**What you need to do:**
Each line of the material below should be reproduced exactly.

=== Information provided ===

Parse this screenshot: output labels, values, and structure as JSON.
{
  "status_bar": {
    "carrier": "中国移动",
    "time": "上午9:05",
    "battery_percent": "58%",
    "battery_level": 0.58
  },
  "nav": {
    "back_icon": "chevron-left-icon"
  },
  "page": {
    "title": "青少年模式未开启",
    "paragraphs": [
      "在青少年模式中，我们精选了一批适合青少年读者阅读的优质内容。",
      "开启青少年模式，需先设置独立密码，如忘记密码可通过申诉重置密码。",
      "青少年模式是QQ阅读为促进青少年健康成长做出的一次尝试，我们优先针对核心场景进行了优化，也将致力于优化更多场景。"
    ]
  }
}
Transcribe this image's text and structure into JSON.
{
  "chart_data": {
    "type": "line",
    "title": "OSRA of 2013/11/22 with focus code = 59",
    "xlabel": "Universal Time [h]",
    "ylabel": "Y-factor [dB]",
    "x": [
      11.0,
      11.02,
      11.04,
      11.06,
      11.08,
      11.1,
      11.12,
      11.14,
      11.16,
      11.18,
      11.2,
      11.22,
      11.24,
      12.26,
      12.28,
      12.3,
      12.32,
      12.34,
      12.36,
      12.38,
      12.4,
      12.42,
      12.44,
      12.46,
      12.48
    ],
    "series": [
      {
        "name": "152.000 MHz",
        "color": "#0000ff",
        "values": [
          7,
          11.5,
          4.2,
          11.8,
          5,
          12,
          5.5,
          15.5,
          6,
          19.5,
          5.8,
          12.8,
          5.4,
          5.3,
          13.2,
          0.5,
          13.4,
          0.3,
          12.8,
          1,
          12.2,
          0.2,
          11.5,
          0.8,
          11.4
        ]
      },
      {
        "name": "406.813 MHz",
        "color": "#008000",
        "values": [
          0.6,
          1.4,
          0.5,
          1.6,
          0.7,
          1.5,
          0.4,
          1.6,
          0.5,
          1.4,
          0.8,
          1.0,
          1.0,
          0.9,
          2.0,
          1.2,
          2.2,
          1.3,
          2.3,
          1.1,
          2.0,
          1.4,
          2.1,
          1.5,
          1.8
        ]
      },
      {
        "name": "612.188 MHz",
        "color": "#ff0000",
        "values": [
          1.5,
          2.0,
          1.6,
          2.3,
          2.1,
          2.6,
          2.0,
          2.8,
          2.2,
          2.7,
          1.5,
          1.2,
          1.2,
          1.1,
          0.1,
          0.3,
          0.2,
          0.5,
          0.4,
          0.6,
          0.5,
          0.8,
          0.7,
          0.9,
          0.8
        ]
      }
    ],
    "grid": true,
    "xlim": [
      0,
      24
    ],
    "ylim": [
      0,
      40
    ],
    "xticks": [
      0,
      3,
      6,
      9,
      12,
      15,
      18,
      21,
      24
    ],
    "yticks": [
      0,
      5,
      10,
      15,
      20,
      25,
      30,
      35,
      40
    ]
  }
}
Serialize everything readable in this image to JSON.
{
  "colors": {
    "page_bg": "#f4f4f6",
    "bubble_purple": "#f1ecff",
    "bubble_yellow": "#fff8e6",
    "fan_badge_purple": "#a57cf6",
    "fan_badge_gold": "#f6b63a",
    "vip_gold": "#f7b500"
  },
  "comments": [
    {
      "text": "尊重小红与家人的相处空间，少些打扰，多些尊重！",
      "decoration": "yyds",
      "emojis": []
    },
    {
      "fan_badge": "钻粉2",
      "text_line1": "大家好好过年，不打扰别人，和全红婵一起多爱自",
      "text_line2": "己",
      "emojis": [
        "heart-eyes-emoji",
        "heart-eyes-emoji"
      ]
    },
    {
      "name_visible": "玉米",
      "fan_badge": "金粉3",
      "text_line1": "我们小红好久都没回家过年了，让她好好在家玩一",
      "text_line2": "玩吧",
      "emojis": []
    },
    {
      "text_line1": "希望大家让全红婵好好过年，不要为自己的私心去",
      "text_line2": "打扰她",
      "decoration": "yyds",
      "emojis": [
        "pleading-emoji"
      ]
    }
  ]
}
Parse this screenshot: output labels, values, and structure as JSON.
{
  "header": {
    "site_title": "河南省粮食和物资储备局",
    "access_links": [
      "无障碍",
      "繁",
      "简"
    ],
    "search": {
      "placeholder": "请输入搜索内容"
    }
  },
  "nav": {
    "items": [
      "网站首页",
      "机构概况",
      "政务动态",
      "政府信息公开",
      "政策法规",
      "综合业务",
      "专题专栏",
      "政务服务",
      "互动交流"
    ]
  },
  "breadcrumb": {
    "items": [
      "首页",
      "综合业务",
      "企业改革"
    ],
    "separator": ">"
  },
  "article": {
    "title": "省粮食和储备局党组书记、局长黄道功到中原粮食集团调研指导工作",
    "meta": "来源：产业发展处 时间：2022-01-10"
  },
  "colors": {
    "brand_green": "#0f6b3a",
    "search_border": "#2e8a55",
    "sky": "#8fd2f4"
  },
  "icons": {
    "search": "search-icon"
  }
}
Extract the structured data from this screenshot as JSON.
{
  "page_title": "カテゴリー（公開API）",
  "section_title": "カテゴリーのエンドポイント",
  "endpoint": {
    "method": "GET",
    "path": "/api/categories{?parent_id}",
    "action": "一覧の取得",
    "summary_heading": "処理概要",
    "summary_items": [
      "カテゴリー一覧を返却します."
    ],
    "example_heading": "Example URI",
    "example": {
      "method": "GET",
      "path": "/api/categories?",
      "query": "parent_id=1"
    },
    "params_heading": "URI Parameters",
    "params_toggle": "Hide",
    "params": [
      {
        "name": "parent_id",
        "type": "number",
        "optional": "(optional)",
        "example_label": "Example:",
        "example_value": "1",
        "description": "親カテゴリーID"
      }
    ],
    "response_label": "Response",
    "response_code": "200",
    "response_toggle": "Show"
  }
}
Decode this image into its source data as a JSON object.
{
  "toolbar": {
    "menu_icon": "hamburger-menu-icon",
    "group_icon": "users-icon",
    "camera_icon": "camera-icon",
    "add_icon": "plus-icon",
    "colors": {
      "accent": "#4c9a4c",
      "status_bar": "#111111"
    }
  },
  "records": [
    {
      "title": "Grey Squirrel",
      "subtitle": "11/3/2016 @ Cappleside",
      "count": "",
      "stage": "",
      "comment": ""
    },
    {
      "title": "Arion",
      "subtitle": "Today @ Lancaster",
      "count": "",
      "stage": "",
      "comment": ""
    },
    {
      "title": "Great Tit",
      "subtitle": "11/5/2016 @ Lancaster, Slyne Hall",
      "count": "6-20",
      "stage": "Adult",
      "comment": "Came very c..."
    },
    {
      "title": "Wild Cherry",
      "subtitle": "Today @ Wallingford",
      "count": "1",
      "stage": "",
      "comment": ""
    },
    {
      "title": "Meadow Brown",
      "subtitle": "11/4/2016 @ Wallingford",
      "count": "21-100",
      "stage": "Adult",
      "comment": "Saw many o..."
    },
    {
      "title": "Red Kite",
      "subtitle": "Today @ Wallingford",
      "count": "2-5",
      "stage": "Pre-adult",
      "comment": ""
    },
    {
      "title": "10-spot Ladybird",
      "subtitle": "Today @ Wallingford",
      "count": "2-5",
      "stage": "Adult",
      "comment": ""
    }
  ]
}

===

**Result for this exercise:**
Parse this screenshot: output labels, values, and structure as JSON.
{
  "status_bar": {
    "carrier": "中国移动",
    "time": "上午9:05",
    "battery_percent": "58%",
    "battery_level": 0.58
  },
  "nav": {
    "back_icon": "chevron-left-icon"
  },
  "page": {
    "title": "青少年模式未开启",
    "paragraphs": [
      "在青少年模式中，我们精选了一批适合青少年读者阅读的优质内容。",
      "开启青少年模式，需先设置独立密码，如忘记密码可通过申诉重置密码。",
      "青少年模式是QQ阅读为促进青少年健康成长做出的一次尝试，我们优先针对核心场景进行了优化，也将致力于优化更多场景。"
    ]
  }
}
Transcribe this image's text and structure into JSON.
{
  "chart_data": {
    "type": "line",
    "title": "OSRA of 2013/11/22 with focus code = 59",
    "xlabel": "Universal Time [h]",
    "ylabel": "Y-factor [dB]",
    "x": [
      11.0,
      11.02,
      11.04,
      11.06,
      11.08,
      11.1,
      11.12,
      11.14,
      11.16,
      11.18,
      11.2,
      11.22,
      11.24,
      12.26,
      12.28,
      12.3,
      12.32,
      12.34,
      12.36,
      12.38,
      12.4,
      12.42,
      12.44,
      12.46,
      12.48
    ],
    "series": [
      {
        "name": "152.000 MHz",
        "color": "#0000ff",
        "values": [
          7,
          11.5,
          4.2,
          11.8,
          5,
          12,
          5.5,
          15.5,
          6,
          19.5,
          5.8,
          12.8,
          5.4,
          5.3,
          13.2,
          0.5,
          13.4,
          0.3,
          12.8,
          1,
          12.2,
          0.2,
          11.5,
          0.8,
          11.4
        ]
      },
      {
        "name": "406.813 MHz",
        "color": "#008000",
        "values": [
          0.6,
          1.4,
          0.5,
          1.6,
          0.7,
          1.5,
          0.4,
          1.6,
          0.5,
          1.4,
          0.8,
          1.0,
          1.0,
          0.9,
          2.0,
          1.2,
          2.2,
          1.3,
          2.3,
          1.1,
          2.0,
          1.4,
          2.1,
          1.5,
          1.8
        ]
      },
      {
        "name": "612.188 MHz",
        "color": "#ff0000",
        "values": [
          1.5,
          2.0,
          1.6,
          2.3,
          2.1,
          2.6,
          2.0,
          2.8,
          2.2,
          2.7,
          1.5,
          1.2,
          1.2,
          1.1,
          0.1,
          0.3,
          0.2,
          0.5,
          0.4,
          0.6,
          0.5,
          0.8,
          0.7,
          0.9,
          0.8
        ]
      }
    ],
    "grid": true,
    "xlim": [
      0,
      24
    ],
    "ylim": [
      0,
      40
    ],
    "xticks": [
      0,
      3,
      6,
      9,
      12,
      15,
      18,
      21,
      24
    ],
    "yticks": [
      0,
      5,
      10,
      15,
      20,
      25,
      30,
      35,
      40
    ]
  }
}
Serialize everything readable in this image to JSON.
{
  "colors": {
    "page_bg": "#f4f4f6",
    "bubble_purple": "#f1ecff",
    "bubble_yellow": "#fff8e6",
    "fan_badge_purple": "#a57cf6",
    "fan_badge_gold": "#f6b63a",
    "vip_gold": "#f7b500"
  },
  "comments": [
    {
      "text": "尊重小红与家人的相处空间，少些打扰，多些尊重！",
      "decoration": "yyds",
      "emojis": []
    },
    {
      "fan_badge": "钻粉2",
      "text_line1": "大家好好过年，不打扰别人，和全红婵一起多爱自",
      "text_line2": "己",
      "emojis": [
        "heart-eyes-emoji",
        "heart-eyes-emoji"
      ]
    },
    {
      "name_visible": "玉米",
      "fan_badge": "金粉3",
      "text_line1": "我们小红好久都没回家过年了，让她好好在家玩一",
      "text_line2": "玩吧",
      "emojis": []
    },
    {
      "text_line1": "希望大家让全红婵好好过年，不要为自己的私心去",
      "text_line2": "打扰她",
      "decoration": "yyds",
      "emojis": [
        "pleading-emoji"
      ]
    }
  ]
}
Parse this screenshot: output labels, values, and structure as JSON.
{
  "header": {
    "site_title": "河南省粮食和物资储备局",
    "access_links": [
      "无障碍",
      "繁",
      "简"
    ],
    "search": {
      "placeholder": "请输入搜索内容"
    }
  },
  "nav": {
    "items": [
      "网站首页",
      "机构概况",
      "政务动态",
      "政府信息公开",
      "政策法规",
      "综合业务",
      "专题专栏",
      "政务服务",
      "互动交流"
    ]
  },
  "breadcrumb": {
    "items": [
      "首页",
      "综合业务",
      "企业改革"
    ],
    "separator": ">"
  },
  "article": {
    "title": "省粮食和储备局党组书记、局长黄道功到中原粮食集团调研指导工作",
    "meta": "来源：产业发展处 时间：2022-01-10"
  },
  "colors": {
    "brand_green": "#0f6b3a",
    "search_border": "#2e8a55",
    "sky": "#8fd2f4"
  },
  "icons": {
    "search": "search-icon"
  }
}
Extract the structured data from this screenshot as JSON.
{
  "page_title": "カテゴリー（公開API）",
  "section_title": "カテゴリーのエンドポイント",
  "endpoint": {
    "method": "GET",
    "path": "/api/categories{?parent_id}",
    "action": "一覧の取得",
    "summary_heading": "処理概要",
    "summary_items": [
      "カテゴリー一覧を返却します."
    ],
    "example_heading": "Example URI",
    "example": {
      "method": "GET",
      "path": "/api/categories?",
      "query": "parent_id=1"
    },
    "params_heading": "URI Parameters",
    "params_toggle": "Hide",
    "params": [
      {
        "name": "parent_id",
        "type": "number",
        "optional": "(optional)",
        "example_label": "Example:",
        "example_value": "1",
        "description": "親カテゴリーID"
      }
    ],
    "response_label": "Response",
    "response_code": "200",
    "response_toggle": "Show"
  }
}
Decode this image into its source data as a JSON object.
{
  "toolbar": {
    "menu_icon": "hamburger-menu-icon",
    "group_icon": "users-icon",
    "camera_icon": "camera-icon",
    "add_icon": "plus-icon",
    "colors": {
      "accent": "#4c9a4c",
      "status_bar": "#111111"
    }
  },
  "records": [
    {
      "title": "Grey Squirrel",
      "subtitle": "11/3/2016 @ Cappleside",
      "count": "",
      "stage": "",
      "comment": ""
    },
    {
      "title": "Arion",
      "subtitle": "Today @ Lancaster",
      "count": "",
      "stage": "",
      "comment": ""
    },
    {
      "title": "Great Tit",
      "subtitle": "11/5/2016 @ Lancaster, Slyne Hall",
      "count": "6-20",
      "stage": "Adult",
      "comment": "Came very c..."
    },
    {
      "title": "Wild Cherry",
      "subtitle": "Today @ Wallingford",
      "count": "1",
      "stage": "",
      "comment": ""
    },
    {
      "title": "Meadow Brown",
      "subtitle": "11/4/2016 @ Wallingford",
      "count": "21-100",
      "stage": "Adult",
      "comment": "Saw many o..."
    },
    {
      "title": "Red Kite",
      "subtitle": "Today @ Wallingford",
      "count": "2-5",
      "stage": "Pre-adult",
      "comment": ""
    },
    {
      "title": "10-spot Ladybird",
      "subtitle": "Today @ Wallingford",
      "count": "2-5",
      "stage": "Adult",
      "comment": ""
    }
  ]
}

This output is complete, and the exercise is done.